AVAILABLE RECORDS:
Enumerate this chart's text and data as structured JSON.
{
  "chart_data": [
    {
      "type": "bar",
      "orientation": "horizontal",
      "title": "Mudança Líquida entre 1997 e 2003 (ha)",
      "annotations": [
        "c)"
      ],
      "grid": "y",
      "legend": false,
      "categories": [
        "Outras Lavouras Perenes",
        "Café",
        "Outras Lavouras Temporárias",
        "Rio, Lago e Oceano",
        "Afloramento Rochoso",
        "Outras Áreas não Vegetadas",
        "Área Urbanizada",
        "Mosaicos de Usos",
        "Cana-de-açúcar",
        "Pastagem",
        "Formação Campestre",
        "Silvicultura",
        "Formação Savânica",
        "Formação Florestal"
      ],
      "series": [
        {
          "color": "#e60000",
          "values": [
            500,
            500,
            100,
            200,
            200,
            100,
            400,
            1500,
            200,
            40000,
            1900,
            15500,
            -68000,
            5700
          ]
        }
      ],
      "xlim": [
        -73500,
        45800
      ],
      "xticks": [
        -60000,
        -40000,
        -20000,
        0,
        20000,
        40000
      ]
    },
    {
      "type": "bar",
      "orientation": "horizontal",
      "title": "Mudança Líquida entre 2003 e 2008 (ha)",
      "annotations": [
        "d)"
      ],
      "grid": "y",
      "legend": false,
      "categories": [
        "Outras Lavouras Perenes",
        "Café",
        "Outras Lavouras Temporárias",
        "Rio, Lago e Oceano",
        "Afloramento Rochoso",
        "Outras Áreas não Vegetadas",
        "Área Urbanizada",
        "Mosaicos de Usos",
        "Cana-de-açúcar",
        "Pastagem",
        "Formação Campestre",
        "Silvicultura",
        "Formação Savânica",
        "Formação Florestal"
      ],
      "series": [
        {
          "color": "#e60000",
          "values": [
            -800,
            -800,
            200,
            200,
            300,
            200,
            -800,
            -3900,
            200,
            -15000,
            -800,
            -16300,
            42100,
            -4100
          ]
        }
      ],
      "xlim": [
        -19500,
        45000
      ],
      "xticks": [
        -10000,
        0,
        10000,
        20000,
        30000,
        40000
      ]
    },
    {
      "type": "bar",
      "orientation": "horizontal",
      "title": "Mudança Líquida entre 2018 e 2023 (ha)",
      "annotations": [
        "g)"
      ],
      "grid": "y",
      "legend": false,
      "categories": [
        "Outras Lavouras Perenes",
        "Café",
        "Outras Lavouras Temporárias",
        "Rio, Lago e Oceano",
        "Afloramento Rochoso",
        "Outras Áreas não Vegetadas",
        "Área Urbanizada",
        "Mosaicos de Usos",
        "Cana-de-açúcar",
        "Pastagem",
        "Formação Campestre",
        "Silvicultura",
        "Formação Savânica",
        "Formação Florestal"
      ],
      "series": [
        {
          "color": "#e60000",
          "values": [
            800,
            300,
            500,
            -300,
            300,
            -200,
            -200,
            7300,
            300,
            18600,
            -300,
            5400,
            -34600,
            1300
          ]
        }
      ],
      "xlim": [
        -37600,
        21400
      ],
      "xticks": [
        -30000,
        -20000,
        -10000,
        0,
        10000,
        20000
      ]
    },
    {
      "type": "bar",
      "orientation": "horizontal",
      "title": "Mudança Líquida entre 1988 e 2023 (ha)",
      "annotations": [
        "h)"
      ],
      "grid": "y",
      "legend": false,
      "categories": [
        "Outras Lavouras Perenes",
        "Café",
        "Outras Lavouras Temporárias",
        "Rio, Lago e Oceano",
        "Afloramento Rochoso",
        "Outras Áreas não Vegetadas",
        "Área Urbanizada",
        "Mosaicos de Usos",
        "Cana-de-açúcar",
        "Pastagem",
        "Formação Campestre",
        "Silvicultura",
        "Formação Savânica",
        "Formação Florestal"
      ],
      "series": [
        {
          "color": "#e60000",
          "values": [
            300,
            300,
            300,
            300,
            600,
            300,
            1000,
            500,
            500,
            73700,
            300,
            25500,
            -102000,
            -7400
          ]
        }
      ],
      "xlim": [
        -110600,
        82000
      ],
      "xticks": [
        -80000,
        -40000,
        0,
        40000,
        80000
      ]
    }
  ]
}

TASK DETAILS:
From the records above, please extract every line and repeat it exactly.

PROBLEM SOLUTION:
Enumerate this chart's text and data as structured JSON.
{
  "chart_data": [
    {
      "type": "bar",
      "orientation": "horizontal",
      "title": "Mudança Líquida entre 1997 e 2003 (ha)",
      "annotations": [
        "c)"
      ],
      "grid": "y",
      "legend": false,
      "categories": [
        "Outras Lavouras Perenes",
        "Café",
        "Outras Lavouras Temporárias",
        "Rio, Lago e Oceano",
        "Afloramento Rochoso",
        "Outras Áreas não Vegetadas",
        "Área Urbanizada",
        "Mosaicos de Usos",
        "Cana-de-açúcar",
        "Pastagem",
        "Formação Campestre",
        "Silvicultura",
        "Formação Savânica",
        "Formação Florestal"
      ],
      "series": [
        {
          "color": "#e60000",
          "values": [
            500,
            500,
            100,
            200,
            200,
            100,
            400,
            1500,
            200,
            40000,
            1900,
            15500,
            -68000,
            5700
          ]
        }
      ],
      "xlim": [
        -73500,
        45800
      ],
      "xticks": [
        -60000,
        -40000,
        -20000,
        0,
        20000,
        40000
      ]
    },
    {
      "type": "bar",
      "orientation": "horizontal",
      "title": "Mudança Líquida entre 2003 e 2008 (ha)",
      "annotations": [
        "d)"
      ],
      "grid": "y",
      "legend": false,
      "categories": [
        "Outras Lavouras Perenes",
        "Café",
        "Outras Lavouras Temporárias",
        "Rio, Lago e Oceano",
        "Afloramento Rochoso",
        "Outras Áreas não Vegetadas",
        "Área Urbanizada",
        "Mosaicos de Usos",
        "Cana-de-açúcar",
        "Pastagem",
        "Formação Campestre",
        "Silvicultura",
        "Formação Savânica",
        "Formação Florestal"
      ],
      "series": [
        {
          "color": "#e60000",
          "values": [
            -800,
            -800,
            200,
            200,
            300,
            200,
            -800,
            -3900,
            200,
            -15000,
            -800,
            -16300,
            42100,
            -4100
          ]
        }
      ],
      "xlim": [
        -19500,
        45000
      ],
      "xticks": [
        -10000,
        0,
        10000,
        20000,
        30000,
        40000
      ]
    },
    {
      "type": "bar",
      "orientation": "horizontal",
      "title": "Mudança Líquida entre 2018 e 2023 (ha)",
      "annotations": [
        "g)"
      ],
      "grid": "y",
      "legend": false,
      "categories": [
        "Outras Lavouras Perenes",
        "Café",
        "Outras Lavouras Temporárias",
        "Rio, Lago e Oceano",
        "Afloramento Rochoso",
        "Outras Áreas não Vegetadas",
        "Área Urbanizada",
        "Mosaicos de Usos",
        "Cana-de-açúcar",
        "Pastagem",
        "Formação Campestre",
        "Silvicultura",
        "Formação Savânica",
        "Formação Florestal"
      ],
      "series": [
        {
          "color": "#e60000",
          "values": [
            800,
            300,
            500,
            -300,
            300,
            -200,
            -200,
            7300,
            300,
            18600,
            -300,
            5400,
            -34600,
            1300
          ]
        }
      ],
      "xlim": [
        -37600,
        21400
      ],
      "xticks": [
        -30000,
        -20000,
        -10000,
        0,
        10000,
        20000
      ]
    },
    {
      "type": "bar",
      "orientation": "horizontal",
      "title": "Mudança Líquida entre 1988 e 2023 (ha)",
      "annotations": [
        "h)"
      ],
      "grid": "y",
      "legend": false,
      "categories": [
        "Outras Lavouras Perenes",
        "Café",
        "Outras Lavouras Temporárias",
        "Rio, Lago e Oceano",
        "Afloramento Rochoso",
        "Outras Áreas não Vegetadas",
        "Área Urbanizada",
        "Mosaicos de Usos",
        "Cana-de-açúcar",
        "Pastagem",
        "Formação Campestre",
        "Silvicultura",
        "Formação Savânica",
        "Formação Florestal"
      ],
      "series": [
        {
          "color": "#e60000",
          "values": [
            300,
            300,
            300,
            300,
            600,
            300,
            1000,
            500,
            500,
            73700,
            300,
            25500,
            -102000,
            -7400
          ]
        }
      ],
      "xlim": [
        -110600,
        82000
      ],
      "xticks": [
        -80000,
        -40000,
        0,
        40000,
        80000
      ]
    }
  ]
}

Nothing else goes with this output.